## Your objective
Reproduce each line of the records below verbatim, in the same order and with every value unchanged.

## Supplied material

= = = =

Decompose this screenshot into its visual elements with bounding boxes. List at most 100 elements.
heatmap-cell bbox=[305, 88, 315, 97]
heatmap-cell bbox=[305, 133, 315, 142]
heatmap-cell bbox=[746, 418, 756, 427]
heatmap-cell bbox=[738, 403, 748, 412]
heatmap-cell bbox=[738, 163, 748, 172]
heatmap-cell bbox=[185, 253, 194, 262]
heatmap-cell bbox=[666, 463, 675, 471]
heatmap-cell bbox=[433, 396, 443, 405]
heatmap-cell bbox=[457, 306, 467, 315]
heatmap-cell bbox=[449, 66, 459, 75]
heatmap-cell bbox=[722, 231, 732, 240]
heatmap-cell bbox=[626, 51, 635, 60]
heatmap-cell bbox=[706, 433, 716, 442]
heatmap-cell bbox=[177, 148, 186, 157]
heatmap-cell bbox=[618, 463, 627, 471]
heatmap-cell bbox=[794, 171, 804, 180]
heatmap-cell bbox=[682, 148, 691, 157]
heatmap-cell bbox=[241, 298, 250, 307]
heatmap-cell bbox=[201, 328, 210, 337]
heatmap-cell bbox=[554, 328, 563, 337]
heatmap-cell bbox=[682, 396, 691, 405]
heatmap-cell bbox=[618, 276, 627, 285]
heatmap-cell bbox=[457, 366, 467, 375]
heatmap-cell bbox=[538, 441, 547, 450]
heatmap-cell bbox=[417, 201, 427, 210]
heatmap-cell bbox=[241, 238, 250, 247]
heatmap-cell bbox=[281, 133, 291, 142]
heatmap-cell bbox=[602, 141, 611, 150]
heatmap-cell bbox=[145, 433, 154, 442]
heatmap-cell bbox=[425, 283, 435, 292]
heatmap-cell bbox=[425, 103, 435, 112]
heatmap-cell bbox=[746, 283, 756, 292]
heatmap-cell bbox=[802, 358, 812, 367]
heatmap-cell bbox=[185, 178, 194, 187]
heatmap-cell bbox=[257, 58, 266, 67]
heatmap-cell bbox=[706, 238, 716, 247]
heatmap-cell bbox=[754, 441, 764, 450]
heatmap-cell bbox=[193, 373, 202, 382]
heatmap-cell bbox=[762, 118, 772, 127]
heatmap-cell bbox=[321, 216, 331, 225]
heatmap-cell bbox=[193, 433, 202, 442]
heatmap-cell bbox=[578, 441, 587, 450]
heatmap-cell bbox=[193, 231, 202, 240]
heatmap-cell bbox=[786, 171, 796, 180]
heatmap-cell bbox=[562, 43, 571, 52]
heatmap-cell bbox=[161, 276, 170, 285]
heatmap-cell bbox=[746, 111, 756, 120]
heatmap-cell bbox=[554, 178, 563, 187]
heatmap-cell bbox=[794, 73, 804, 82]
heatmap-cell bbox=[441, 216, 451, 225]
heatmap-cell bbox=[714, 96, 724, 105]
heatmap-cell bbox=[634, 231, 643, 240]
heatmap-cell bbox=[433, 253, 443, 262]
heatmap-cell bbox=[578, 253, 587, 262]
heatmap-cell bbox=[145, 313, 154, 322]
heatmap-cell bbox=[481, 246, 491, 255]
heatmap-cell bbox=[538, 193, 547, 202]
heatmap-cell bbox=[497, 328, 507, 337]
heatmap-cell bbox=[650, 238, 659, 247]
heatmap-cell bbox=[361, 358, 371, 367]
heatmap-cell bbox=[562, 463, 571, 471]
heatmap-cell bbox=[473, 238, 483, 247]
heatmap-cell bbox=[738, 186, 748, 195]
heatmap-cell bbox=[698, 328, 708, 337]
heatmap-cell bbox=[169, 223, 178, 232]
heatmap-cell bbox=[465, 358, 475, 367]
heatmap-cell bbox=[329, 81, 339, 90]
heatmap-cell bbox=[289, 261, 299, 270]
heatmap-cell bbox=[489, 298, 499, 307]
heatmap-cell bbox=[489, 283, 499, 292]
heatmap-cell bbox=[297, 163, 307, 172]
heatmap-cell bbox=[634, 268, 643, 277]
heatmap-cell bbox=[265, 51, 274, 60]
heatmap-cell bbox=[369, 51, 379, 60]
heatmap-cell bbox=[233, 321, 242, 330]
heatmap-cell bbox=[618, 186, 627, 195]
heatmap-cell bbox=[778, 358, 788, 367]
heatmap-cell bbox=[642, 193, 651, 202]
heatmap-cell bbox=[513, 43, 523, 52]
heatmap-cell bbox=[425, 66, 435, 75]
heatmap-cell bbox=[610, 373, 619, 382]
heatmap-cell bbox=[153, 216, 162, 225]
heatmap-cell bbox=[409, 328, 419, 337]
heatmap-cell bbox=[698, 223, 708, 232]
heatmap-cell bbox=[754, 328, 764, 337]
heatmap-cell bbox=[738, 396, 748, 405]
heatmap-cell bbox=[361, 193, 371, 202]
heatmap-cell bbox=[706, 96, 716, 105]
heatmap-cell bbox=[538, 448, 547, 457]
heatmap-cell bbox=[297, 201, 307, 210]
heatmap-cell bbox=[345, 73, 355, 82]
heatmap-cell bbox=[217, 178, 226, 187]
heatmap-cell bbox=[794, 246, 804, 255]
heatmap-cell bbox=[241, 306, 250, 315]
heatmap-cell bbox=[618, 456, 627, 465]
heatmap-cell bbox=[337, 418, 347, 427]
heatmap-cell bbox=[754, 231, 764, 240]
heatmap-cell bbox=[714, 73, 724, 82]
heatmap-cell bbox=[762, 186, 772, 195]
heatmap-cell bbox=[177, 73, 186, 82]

= = = =

## Task response
Decompose this screenshot into its visual elements with bounding boxes. List at most 100 elements.
heatmap-cell bbox=[305, 88, 315, 97]
heatmap-cell bbox=[305, 133, 315, 142]
heatmap-cell bbox=[746, 418, 756, 427]
heatmap-cell bbox=[738, 403, 748, 412]
heatmap-cell bbox=[738, 163, 748, 172]
heatmap-cell bbox=[185, 253, 194, 262]
heatmap-cell bbox=[666, 463, 675, 471]
heatmap-cell bbox=[433, 396, 443, 405]
heatmap-cell bbox=[457, 306, 467, 315]
heatmap-cell bbox=[449, 66, 459, 75]
heatmap-cell bbox=[722, 231, 732, 240]
heatmap-cell bbox=[626, 51, 635, 60]
heatmap-cell bbox=[706, 433, 716, 442]
heatmap-cell bbox=[177, 148, 186, 157]
heatmap-cell bbox=[618, 463, 627, 471]
heatmap-cell bbox=[794, 171, 804, 180]
heatmap-cell bbox=[682, 148, 691, 157]
heatmap-cell bbox=[241, 298, 250, 307]
heatmap-cell bbox=[201, 328, 210, 337]
heatmap-cell bbox=[554, 328, 563, 337]
heatmap-cell bbox=[682, 396, 691, 405]
heatmap-cell bbox=[618, 276, 627, 285]
heatmap-cell bbox=[457, 366, 467, 375]
heatmap-cell bbox=[538, 441, 547, 450]
heatmap-cell bbox=[417, 201, 427, 210]
heatmap-cell bbox=[241, 238, 250, 247]
heatmap-cell bbox=[281, 133, 291, 142]
heatmap-cell bbox=[602, 141, 611, 150]
heatmap-cell bbox=[145, 433, 154, 442]
heatmap-cell bbox=[425, 283, 435, 292]
heatmap-cell bbox=[425, 103, 435, 112]
heatmap-cell bbox=[746, 283, 756, 292]
heatmap-cell bbox=[802, 358, 812, 367]
heatmap-cell bbox=[185, 178, 194, 187]
heatmap-cell bbox=[257, 58, 266, 67]
heatmap-cell bbox=[706, 238, 716, 247]
heatmap-cell bbox=[754, 441, 764, 450]
heatmap-cell bbox=[193, 373, 202, 382]
heatmap-cell bbox=[762, 118, 772, 127]
heatmap-cell bbox=[321, 216, 331, 225]
heatmap-cell bbox=[193, 433, 202, 442]
heatmap-cell bbox=[578, 441, 587, 450]
heatmap-cell bbox=[193, 231, 202, 240]
heatmap-cell bbox=[786, 171, 796, 180]
heatmap-cell bbox=[562, 43, 571, 52]
heatmap-cell bbox=[161, 276, 170, 285]
heatmap-cell bbox=[746, 111, 756, 120]
heatmap-cell bbox=[554, 178, 563, 187]
heatmap-cell bbox=[794, 73, 804, 82]
heatmap-cell bbox=[441, 216, 451, 225]
heatmap-cell bbox=[714, 96, 724, 105]
heatmap-cell bbox=[634, 231, 643, 240]
heatmap-cell bbox=[433, 253, 443, 262]
heatmap-cell bbox=[578, 253, 587, 262]
heatmap-cell bbox=[145, 313, 154, 322]
heatmap-cell bbox=[481, 246, 491, 255]
heatmap-cell bbox=[538, 193, 547, 202]
heatmap-cell bbox=[497, 328, 507, 337]
heatmap-cell bbox=[650, 238, 659, 247]
heatmap-cell bbox=[361, 358, 371, 367]
heatmap-cell bbox=[562, 463, 571, 471]
heatmap-cell bbox=[473, 238, 483, 247]
heatmap-cell bbox=[738, 186, 748, 195]
heatmap-cell bbox=[698, 328, 708, 337]
heatmap-cell bbox=[169, 223, 178, 232]
heatmap-cell bbox=[465, 358, 475, 367]
heatmap-cell bbox=[329, 81, 339, 90]
heatmap-cell bbox=[289, 261, 299, 270]
heatmap-cell bbox=[489, 298, 499, 307]
heatmap-cell bbox=[489, 283, 499, 292]
heatmap-cell bbox=[297, 163, 307, 172]
heatmap-cell bbox=[634, 268, 643, 277]
heatmap-cell bbox=[265, 51, 274, 60]
heatmap-cell bbox=[369, 51, 379, 60]
heatmap-cell bbox=[233, 321, 242, 330]
heatmap-cell bbox=[618, 186, 627, 195]
heatmap-cell bbox=[778, 358, 788, 367]
heatmap-cell bbox=[642, 193, 651, 202]
heatmap-cell bbox=[513, 43, 523, 52]
heatmap-cell bbox=[425, 66, 435, 75]
heatmap-cell bbox=[610, 373, 619, 382]
heatmap-cell bbox=[153, 216, 162, 225]
heatmap-cell bbox=[409, 328, 419, 337]
heatmap-cell bbox=[698, 223, 708, 232]
heatmap-cell bbox=[754, 328, 764, 337]
heatmap-cell bbox=[738, 396, 748, 405]
heatmap-cell bbox=[361, 193, 371, 202]
heatmap-cell bbox=[706, 96, 716, 105]
heatmap-cell bbox=[538, 448, 547, 457]
heatmap-cell bbox=[297, 201, 307, 210]
heatmap-cell bbox=[345, 73, 355, 82]
heatmap-cell bbox=[217, 178, 226, 187]
heatmap-cell bbox=[794, 246, 804, 255]
heatmap-cell bbox=[241, 306, 250, 315]
heatmap-cell bbox=[618, 456, 627, 465]
heatmap-cell bbox=[337, 418, 347, 427]
heatmap-cell bbox=[754, 231, 764, 240]
heatmap-cell bbox=[714, 73, 724, 82]
heatmap-cell bbox=[762, 186, 772, 195]
heatmap-cell bbox=[177, 73, 186, 82]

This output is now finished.